↓

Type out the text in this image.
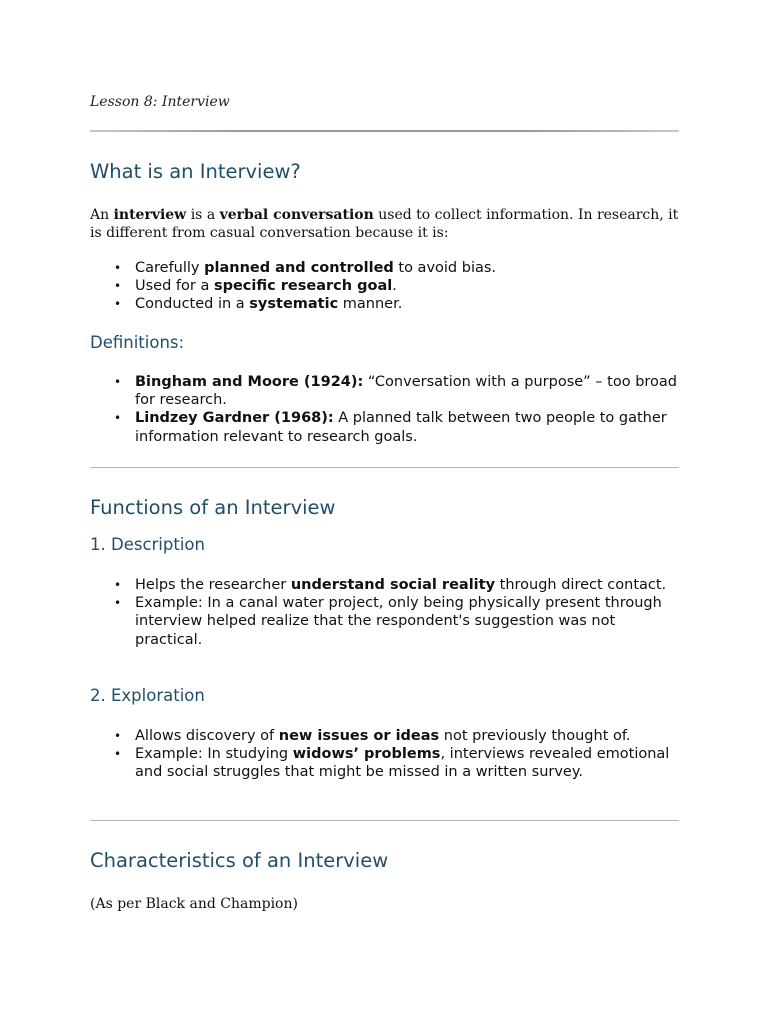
Lesson 8: Interview
What is an Interview?

An interview is a verbal conversation used to collect information. In research, it is different from casual conversation because it is:

• Carefully planned and controlled to avoid bias.
• Used for a specific research goal.
• Conducted in a systematic manner.
Definitions:
• Bingham and Moore (1924): “Conversation with a purpose” – too broad for research.
• Lindzey Gardner (1968): A planned talk between two people to gather information relevant to research goals.
Functions of an Interview
1. Description
• Helps the researcher understand social reality through direct contact.
• Example: In a canal water project, only being physically present through interview helped realize that the respondent's suggestion was not practical.
2. Exploration
• Allows discovery of new issues or ideas not previously thought of.
• Example: In studying widows’ problems, interviews revealed emotional and social struggles that might be missed in a written survey.
Characteristics of an Interview

(As per Black and Champion)
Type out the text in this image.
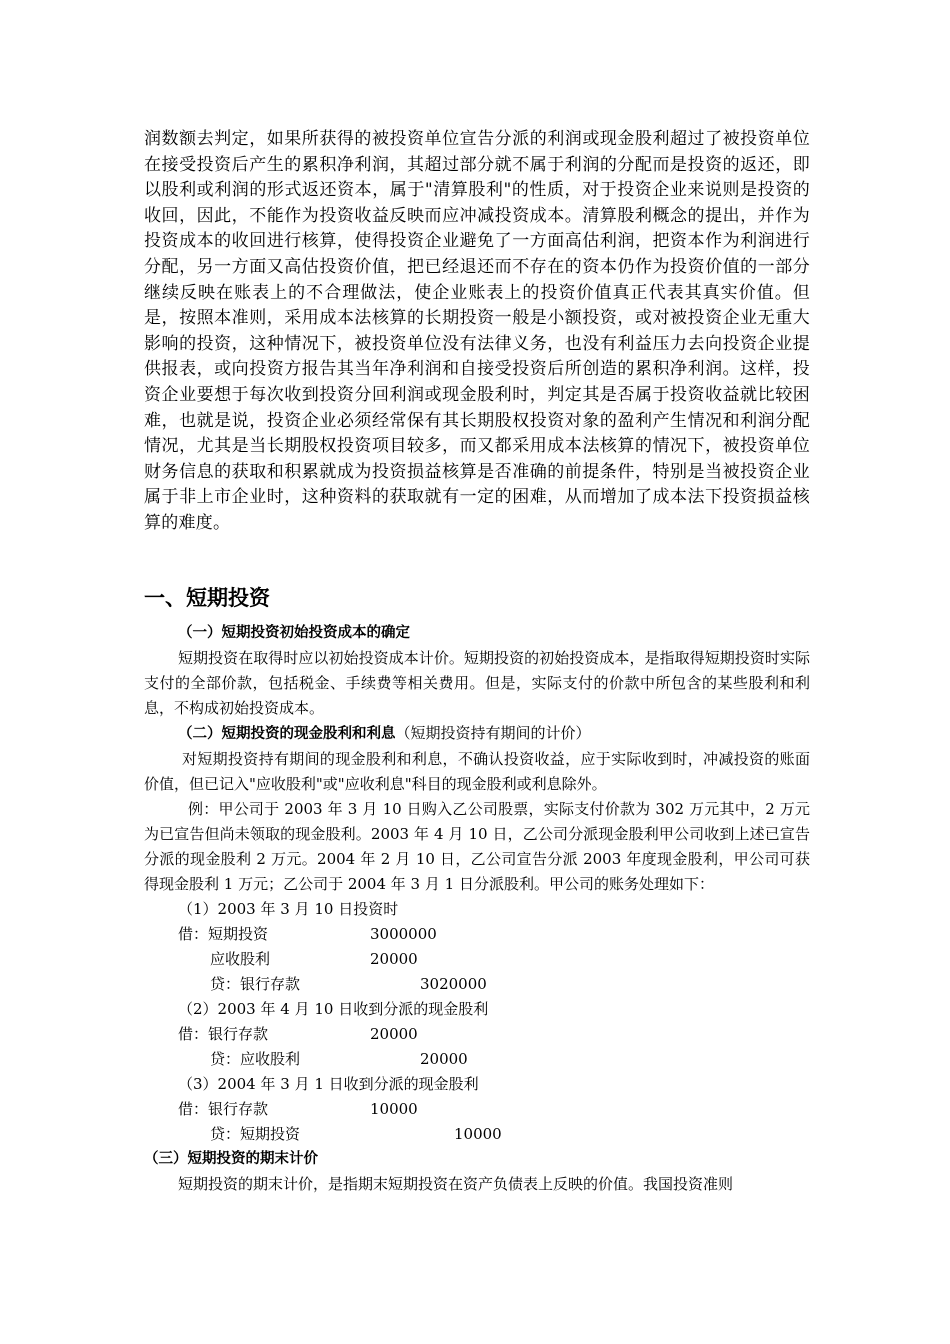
润数额去判定，如果所获得的被投资单位宣告分派的利润或现金股利超过了被投资单位在接受投资后产生的累积净利润，其超过部分就不属于利润的分配而是投资的返还，即以股利或利润的形式返还资本，属于"清算股利"的性质，对于投资企业来说则是投资的收回，因此，不能作为投资收益反映而应冲减投资成本。清算股利概念的提出，并作为投资成本的收回进行核算，使得投资企业避免了一方面高估利润，把资本作为利润进行分配，另一方面又高估投资价值，把已经退还而不存在的资本仍作为投资价值的一部分继续反映在账表上的不合理做法，使企业账表上的投资价值真正代表其真实价值。但是，按照本准则，采用成本法核算的长期投资一般是小额投资，或对被投资企业无重大影响的投资，这种情况下，被投资单位没有法律义务，也没有利益压力去向投资企业提供报表，或向投资方报告其当年净利润和自接受投资后所创造的累积净利润。这样，投资企业要想于每次收到投资分回利润或现金股利时，判定其是否属于投资收益就比较困难，也就是说，投资企业必须经常保有其长期股权投资对象的盈利产生情况和利润分配情况，尤其是当长期股权投资项目较多，而又都采用成本法核算的情况下，被投资单位财务信息的获取和积累就成为投资损益核算是否准确的前提条件，特别是当被投资企业属于非上市企业时，这种资料的获取就有一定的困难，从而增加了成本法下投资损益核算的难度。

一、短期投资

（一）短期投资初始投资成本的确定

短期投资在取得时应以初始投资成本计价。短期投资的初始投资成本，是指取得短期投资时实际支付的全部价款，包括税金、手续费等相关费用。但是，实际支付的价款中所包含的某些股利和利息，不构成初始投资成本。

（二）短期投资的现金股利和利息（短期投资持有期间的计价）

对短期投资持有期间的现金股利和利息，不确认投资收益，应于实际收到时，冲减投资的账面价值，但已记入"应收股利"或"应收利息"科目的现金股利或利息除外。

例：甲公司于 2003 年 3 月 10 日购入乙公司股票，实际支付价款为 302 万元其中，2 万元为已宣告但尚未领取的现金股利。2003 年 4 月 10 日，乙公司分派现金股利甲公司收到上述已宣告分派的现金股利 2 万元。2004 年 2 月 10 日，乙公司宣告分派 2003 年度现金股利，甲公司可获得现金股利 1 万元；乙公司于 2004 年 3 月 1 日分派股利。甲公司的账务处理如下：

（1）2003 年 3 月 10 日投资时

借：短期投资	3000000
应收股利	20000
贷：银行存款	3020000

（2）2003 年 4 月 10 日收到分派的现金股利

借：银行存款	20000
贷：应收股利	20000

（3）2004 年 3 月 1 日收到分派的现金股利

借：银行存款	10000
贷：短期投资	10000

（三）短期投资的期末计价

短期投资的期末计价，是指期末短期投资在资产负债表上反映的价值。我国投资准则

↑

The task => Leave out the pictures and return every record word for word.

Finished answer =>
Type out the text in this image.
Lesson 8: Interview
What is an Interview?

An interview is a verbal conversation used to collect information. In research, it is different from casual conversation because it is:

• Carefully planned and controlled to avoid bias.
• Used for a specific research goal.
• Conducted in a systematic manner.
Definitions:
• Bingham and Moore (1924): “Conversation with a purpose” – too broad for research.
• Lindzey Gardner (1968): A planned talk between two people to gather information relevant to research goals.
Functions of an Interview
1. Description
• Helps the researcher understand social reality through direct contact.
• Example: In a canal water project, only being physically present through interview helped realize that the respondent's suggestion was not practical.
2. Exploration
• Allows discovery of new issues or ideas not previously thought of.
• Example: In studying widows’ problems, interviews revealed emotional and social struggles that might be missed in a written survey.
Characteristics of an Interview

(As per Black and Champion)
Type out the text in this image.
润数额去判定，如果所获得的被投资单位宣告分派的利润或现金股利超过了被投资单位在接受投资后产生的累积净利润，其超过部分就不属于利润的分配而是投资的返还，即以股利或利润的形式返还资本，属于"清算股利"的性质，对于投资企业来说则是投资的收回，因此，不能作为投资收益反映而应冲减投资成本。清算股利概念的提出，并作为投资成本的收回进行核算，使得投资企业避免了一方面高估利润，把资本作为利润进行分配，另一方面又高估投资价值，把已经退还而不存在的资本仍作为投资价值的一部分继续反映在账表上的不合理做法，使企业账表上的投资价值真正代表其真实价值。但是，按照本准则，采用成本法核算的长期投资一般是小额投资，或对被投资企业无重大影响的投资，这种情况下，被投资单位没有法律义务，也没有利益压力去向投资企业提供报表，或向投资方报告其当年净利润和自接受投资后所创造的累积净利润。这样，投资企业要想于每次收到投资分回利润或现金股利时，判定其是否属于投资收益就比较困难，也就是说，投资企业必须经常保有其长期股权投资对象的盈利产生情况和利润分配情况，尤其是当长期股权投资项目较多，而又都采用成本法核算的情况下，被投资单位财务信息的获取和积累就成为投资损益核算是否准确的前提条件，特别是当被投资企业属于非上市企业时，这种资料的获取就有一定的困难，从而增加了成本法下投资损益核算的难度。

一、短期投资

（一）短期投资初始投资成本的确定

短期投资在取得时应以初始投资成本计价。短期投资的初始投资成本，是指取得短期投资时实际支付的全部价款，包括税金、手续费等相关费用。但是，实际支付的价款中所包含的某些股利和利息，不构成初始投资成本。

（二）短期投资的现金股利和利息（短期投资持有期间的计价）

对短期投资持有期间的现金股利和利息，不确认投资收益，应于实际收到时，冲减投资的账面价值，但已记入"应收股利"或"应收利息"科目的现金股利或利息除外。

例：甲公司于 2003 年 3 月 10 日购入乙公司股票，实际支付价款为 302 万元其中，2 万元为已宣告但尚未领取的现金股利。2003 年 4 月 10 日，乙公司分派现金股利甲公司收到上述已宣告分派的现金股利 2 万元。2004 年 2 月 10 日，乙公司宣告分派 2003 年度现金股利，甲公司可获得现金股利 1 万元；乙公司于 2004 年 3 月 1 日分派股利。甲公司的账务处理如下：

（1）2003 年 3 月 10 日投资时

借：短期投资	3000000
应收股利	20000
贷：银行存款	3020000

（2）2003 年 4 月 10 日收到分派的现金股利

借：银行存款	20000
贷：应收股利	20000

（3）2004 年 3 月 1 日收到分派的现金股利

借：银行存款	10000
贷：短期投资	10000

（三）短期投资的期末计价

短期投资的期末计价，是指期末短期投资在资产负债表上反映的价值。我国投资准则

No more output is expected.